** DIRECTION **
Reproduce every line of the entries below word for word, leaving out the pictures.

━━━━━━━━━━━━━━━━━━━━━━━━━━━━━━

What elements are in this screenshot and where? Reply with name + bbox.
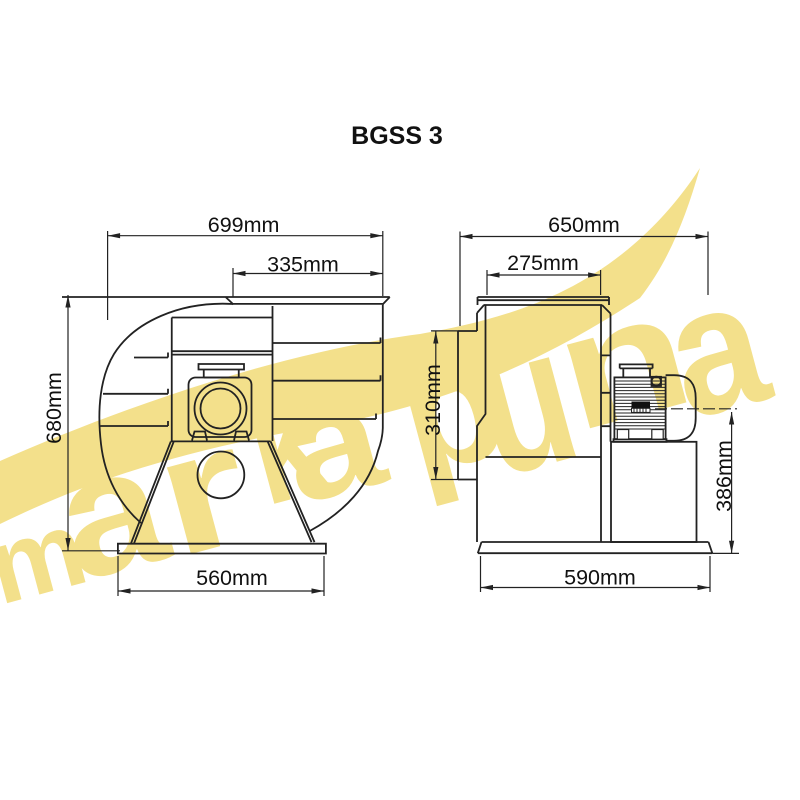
svg-text:560mm: 560mm (196, 566, 268, 590)
svg-text:BGSS 3: BGSS 3 (351, 122, 443, 150)
svg-text:680mm: 680mm (42, 372, 66, 444)
svg-text:310mm: 310mm (421, 364, 445, 436)
svg-text:699mm: 699mm (208, 213, 280, 237)
svg-text:590mm: 590mm (564, 566, 636, 590)
svg-text:335mm: 335mm (267, 253, 339, 277)
svg-text:275mm: 275mm (507, 251, 579, 275)
svg-text:386mm: 386mm (712, 440, 736, 512)
svg-text:650mm: 650mm (548, 213, 620, 237)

━━━━━━━━━━━━━━━━━━━━━━━━━━━━━━

** REPLY TO THE TASK **
What elements are in this screenshot and where? Reply with name + bbox.
svg-text:560mm: 560mm (196, 566, 268, 590)
svg-text:BGSS 3: BGSS 3 (351, 122, 443, 150)
svg-text:680mm: 680mm (42, 372, 66, 444)
svg-text:310mm: 310mm (421, 364, 445, 436)
svg-text:699mm: 699mm (208, 213, 280, 237)
svg-text:590mm: 590mm (564, 566, 636, 590)
svg-text:335mm: 335mm (267, 253, 339, 277)
svg-text:275mm: 275mm (507, 251, 579, 275)
svg-text:386mm: 386mm (712, 440, 736, 512)
svg-text:650mm: 650mm (548, 213, 620, 237)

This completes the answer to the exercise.